• [SET PROBLEM] Every line in the listing is to be echoed verbatim.

Some records:
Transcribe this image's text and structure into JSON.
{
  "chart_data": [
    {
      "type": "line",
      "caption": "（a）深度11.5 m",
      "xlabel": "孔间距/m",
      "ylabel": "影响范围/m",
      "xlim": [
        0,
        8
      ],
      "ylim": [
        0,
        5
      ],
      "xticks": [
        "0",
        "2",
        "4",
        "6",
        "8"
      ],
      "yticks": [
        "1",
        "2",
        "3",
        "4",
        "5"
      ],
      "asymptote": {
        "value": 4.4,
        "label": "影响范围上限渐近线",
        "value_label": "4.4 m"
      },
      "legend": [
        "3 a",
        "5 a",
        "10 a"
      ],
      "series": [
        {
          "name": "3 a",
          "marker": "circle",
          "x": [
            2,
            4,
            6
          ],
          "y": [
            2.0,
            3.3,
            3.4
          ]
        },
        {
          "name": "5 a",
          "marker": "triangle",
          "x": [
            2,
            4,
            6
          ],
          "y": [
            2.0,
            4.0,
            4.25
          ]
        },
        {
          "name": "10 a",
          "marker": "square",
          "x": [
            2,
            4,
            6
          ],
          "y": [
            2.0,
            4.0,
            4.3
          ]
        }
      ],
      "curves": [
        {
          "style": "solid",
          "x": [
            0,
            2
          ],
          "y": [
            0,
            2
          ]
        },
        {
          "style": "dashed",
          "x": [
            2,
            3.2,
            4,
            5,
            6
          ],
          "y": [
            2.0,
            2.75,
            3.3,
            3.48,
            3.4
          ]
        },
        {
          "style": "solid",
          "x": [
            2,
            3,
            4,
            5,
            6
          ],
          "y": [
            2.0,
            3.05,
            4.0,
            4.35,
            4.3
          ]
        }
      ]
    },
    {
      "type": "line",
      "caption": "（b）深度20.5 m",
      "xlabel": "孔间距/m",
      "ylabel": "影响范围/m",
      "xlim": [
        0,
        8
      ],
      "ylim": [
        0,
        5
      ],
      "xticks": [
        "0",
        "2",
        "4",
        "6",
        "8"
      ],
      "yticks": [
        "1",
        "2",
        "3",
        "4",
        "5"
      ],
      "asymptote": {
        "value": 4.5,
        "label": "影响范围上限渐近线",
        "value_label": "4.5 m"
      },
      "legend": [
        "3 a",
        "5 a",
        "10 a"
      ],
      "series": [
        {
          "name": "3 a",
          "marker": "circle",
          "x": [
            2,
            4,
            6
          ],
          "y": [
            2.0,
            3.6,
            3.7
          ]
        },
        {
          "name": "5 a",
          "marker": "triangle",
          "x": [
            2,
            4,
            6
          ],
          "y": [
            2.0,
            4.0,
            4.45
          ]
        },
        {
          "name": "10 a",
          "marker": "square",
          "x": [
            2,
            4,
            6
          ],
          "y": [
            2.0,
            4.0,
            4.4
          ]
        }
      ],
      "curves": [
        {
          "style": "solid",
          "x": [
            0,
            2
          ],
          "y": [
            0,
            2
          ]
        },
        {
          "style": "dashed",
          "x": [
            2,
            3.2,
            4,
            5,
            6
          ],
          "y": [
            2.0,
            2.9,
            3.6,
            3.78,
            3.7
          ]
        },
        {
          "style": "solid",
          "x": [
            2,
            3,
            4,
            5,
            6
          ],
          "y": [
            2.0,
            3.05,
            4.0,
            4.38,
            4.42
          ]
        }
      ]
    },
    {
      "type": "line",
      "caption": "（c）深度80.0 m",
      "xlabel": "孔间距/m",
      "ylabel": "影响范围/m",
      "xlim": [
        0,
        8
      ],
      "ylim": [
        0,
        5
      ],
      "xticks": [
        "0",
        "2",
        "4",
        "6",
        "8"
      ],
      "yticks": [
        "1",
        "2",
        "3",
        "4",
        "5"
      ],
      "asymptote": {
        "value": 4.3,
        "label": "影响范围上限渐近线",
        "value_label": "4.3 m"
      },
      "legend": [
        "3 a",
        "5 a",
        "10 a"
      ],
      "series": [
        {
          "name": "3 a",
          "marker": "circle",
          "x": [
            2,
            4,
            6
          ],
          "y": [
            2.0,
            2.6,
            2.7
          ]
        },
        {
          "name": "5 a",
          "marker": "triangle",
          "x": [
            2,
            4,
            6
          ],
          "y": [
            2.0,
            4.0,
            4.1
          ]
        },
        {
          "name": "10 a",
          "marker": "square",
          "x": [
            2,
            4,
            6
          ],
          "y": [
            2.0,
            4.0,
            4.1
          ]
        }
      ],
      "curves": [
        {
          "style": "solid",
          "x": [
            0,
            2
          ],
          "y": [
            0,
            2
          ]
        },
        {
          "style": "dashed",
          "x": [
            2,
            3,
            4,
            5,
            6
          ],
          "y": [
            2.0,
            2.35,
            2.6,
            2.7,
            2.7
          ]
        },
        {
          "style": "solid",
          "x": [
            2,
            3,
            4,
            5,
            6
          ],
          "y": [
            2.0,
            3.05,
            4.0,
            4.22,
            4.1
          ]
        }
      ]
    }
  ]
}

• [EXPECTED OUTPUT]
Transcribe this image's text and structure into JSON.
{
  "chart_data": [
    {
      "type": "line",
      "caption": "（a）深度11.5 m",
      "xlabel": "孔间距/m",
      "ylabel": "影响范围/m",
      "xlim": [
        0,
        8
      ],
      "ylim": [
        0,
        5
      ],
      "xticks": [
        "0",
        "2",
        "4",
        "6",
        "8"
      ],
      "yticks": [
        "1",
        "2",
        "3",
        "4",
        "5"
      ],
      "asymptote": {
        "value": 4.4,
        "label": "影响范围上限渐近线",
        "value_label": "4.4 m"
      },
      "legend": [
        "3 a",
        "5 a",
        "10 a"
      ],
      "series": [
        {
          "name": "3 a",
          "marker": "circle",
          "x": [
            2,
            4,
            6
          ],
          "y": [
            2.0,
            3.3,
            3.4
          ]
        },
        {
          "name": "5 a",
          "marker": "triangle",
          "x": [
            2,
            4,
            6
          ],
          "y": [
            2.0,
            4.0,
            4.25
          ]
        },
        {
          "name": "10 a",
          "marker": "square",
          "x": [
            2,
            4,
            6
          ],
          "y": [
            2.0,
            4.0,
            4.3
          ]
        }
      ],
      "curves": [
        {
          "style": "solid",
          "x": [
            0,
            2
          ],
          "y": [
            0,
            2
          ]
        },
        {
          "style": "dashed",
          "x": [
            2,
            3.2,
            4,
            5,
            6
          ],
          "y": [
            2.0,
            2.75,
            3.3,
            3.48,
            3.4
          ]
        },
        {
          "style": "solid",
          "x": [
            2,
            3,
            4,
            5,
            6
          ],
          "y": [
            2.0,
            3.05,
            4.0,
            4.35,
            4.3
          ]
        }
      ]
    },
    {
      "type": "line",
      "caption": "（b）深度20.5 m",
      "xlabel": "孔间距/m",
      "ylabel": "影响范围/m",
      "xlim": [
        0,
        8
      ],
      "ylim": [
        0,
        5
      ],
      "xticks": [
        "0",
        "2",
        "4",
        "6",
        "8"
      ],
      "yticks": [
        "1",
        "2",
        "3",
        "4",
        "5"
      ],
      "asymptote": {
        "value": 4.5,
        "label": "影响范围上限渐近线",
        "value_label": "4.5 m"
      },
      "legend": [
        "3 a",
        "5 a",
        "10 a"
      ],
      "series": [
        {
          "name": "3 a",
          "marker": "circle",
          "x": [
            2,
            4,
            6
          ],
          "y": [
            2.0,
            3.6,
            3.7
          ]
        },
        {
          "name": "5 a",
          "marker": "triangle",
          "x": [
            2,
            4,
            6
          ],
          "y": [
            2.0,
            4.0,
            4.45
          ]
        },
        {
          "name": "10 a",
          "marker": "square",
          "x": [
            2,
            4,
            6
          ],
          "y": [
            2.0,
            4.0,
            4.4
          ]
        }
      ],
      "curves": [
        {
          "style": "solid",
          "x": [
            0,
            2
          ],
          "y": [
            0,
            2
          ]
        },
        {
          "style": "dashed",
          "x": [
            2,
            3.2,
            4,
            5,
            6
          ],
          "y": [
            2.0,
            2.9,
            3.6,
            3.78,
            3.7
          ]
        },
        {
          "style": "solid",
          "x": [
            2,
            3,
            4,
            5,
            6
          ],
          "y": [
            2.0,
            3.05,
            4.0,
            4.38,
            4.42
          ]
        }
      ]
    },
    {
      "type": "line",
      "caption": "（c）深度80.0 m",
      "xlabel": "孔间距/m",
      "ylabel": "影响范围/m",
      "xlim": [
        0,
        8
      ],
      "ylim": [
        0,
        5
      ],
      "xticks": [
        "0",
        "2",
        "4",
        "6",
        "8"
      ],
      "yticks": [
        "1",
        "2",
        "3",
        "4",
        "5"
      ],
      "asymptote": {
        "value": 4.3,
        "label": "影响范围上限渐近线",
        "value_label": "4.3 m"
      },
      "legend": [
        "3 a",
        "5 a",
        "10 a"
      ],
      "series": [
        {
          "name": "3 a",
          "marker": "circle",
          "x": [
            2,
            4,
            6
          ],
          "y": [
            2.0,
            2.6,
            2.7
          ]
        },
        {
          "name": "5 a",
          "marker": "triangle",
          "x": [
            2,
            4,
            6
          ],
          "y": [
            2.0,
            4.0,
            4.1
          ]
        },
        {
          "name": "10 a",
          "marker": "square",
          "x": [
            2,
            4,
            6
          ],
          "y": [
            2.0,
            4.0,
            4.1
          ]
        }
      ],
      "curves": [
        {
          "style": "solid",
          "x": [
            0,
            2
          ],
          "y": [
            0,
            2
          ]
        },
        {
          "style": "dashed",
          "x": [
            2,
            3,
            4,
            5,
            6
          ],
          "y": [
            2.0,
            2.35,
            2.6,
            2.7,
            2.7
          ]
        },
        {
          "style": "solid",
          "x": [
            2,
            3,
            4,
            5,
            6
          ],
          "y": [
            2.0,
            3.05,
            4.0,
            4.22,
            4.1
          ]
        }
      ]
    }
  ]
}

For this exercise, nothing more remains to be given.